> _TO DO_
Please find all lines in the data that hold the string "months" and copy them.

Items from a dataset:
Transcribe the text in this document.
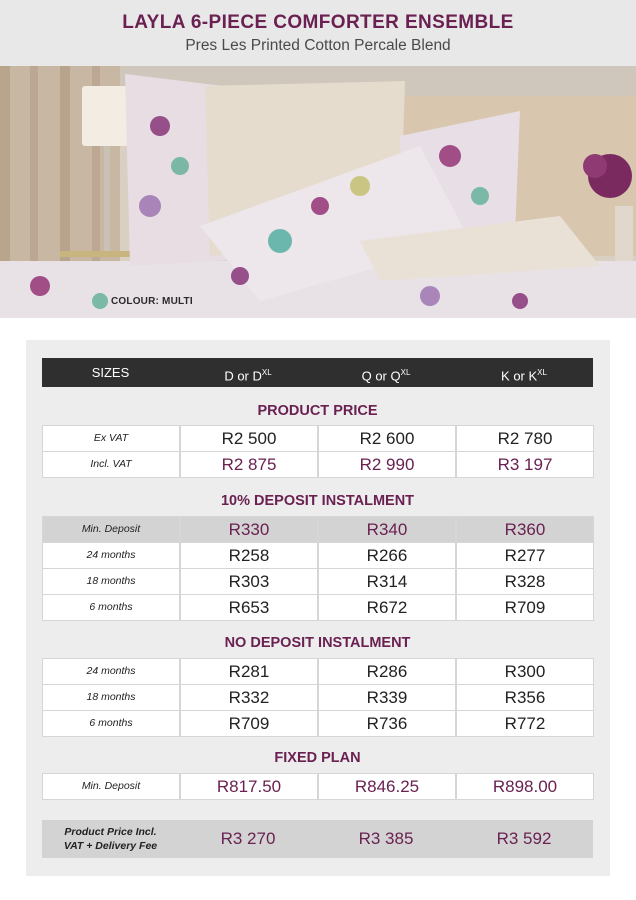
LAYLA 6-PIECE COMFORTER ENSEMBLE
Pres Les Printed Cotton Percale Blend
COLOUR: MULTI
SIZES	D or $D^{XL}$	Q or $Q^{XL}$	K or $K^{XL}$
PRODUCT PRICE
Ex VAT	R2 500	R2 600	R2 780
Incl. VAT	R2 875	R2 990	R3 197
10% DEPOSIT INSTALMENT
Min. Deposit	R330	R340	R360
24 months	R258	R266	R277
18 months	R303	R314	R328
6 months	R653	R672	R709
NO DEPOSIT INSTALMENT
24 months	R281	R286	R300
18 months	R332	R339	R356
6 months	R709	R736	R772
FIXED PLAN
Min. Deposit	R817.50	R846.25	R898.00
Product Price Incl.
VAT + Delivery Fee	R3 270	R3 385	R3 592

> _ANSWER TO THE TASK_
24 months	R258	R266	R277
18 months	R303	R314	R328
6 months	R653	R672	R709
24 months	R281	R286	R300
18 months	R332	R339	R356
6 months	R709	R736	R772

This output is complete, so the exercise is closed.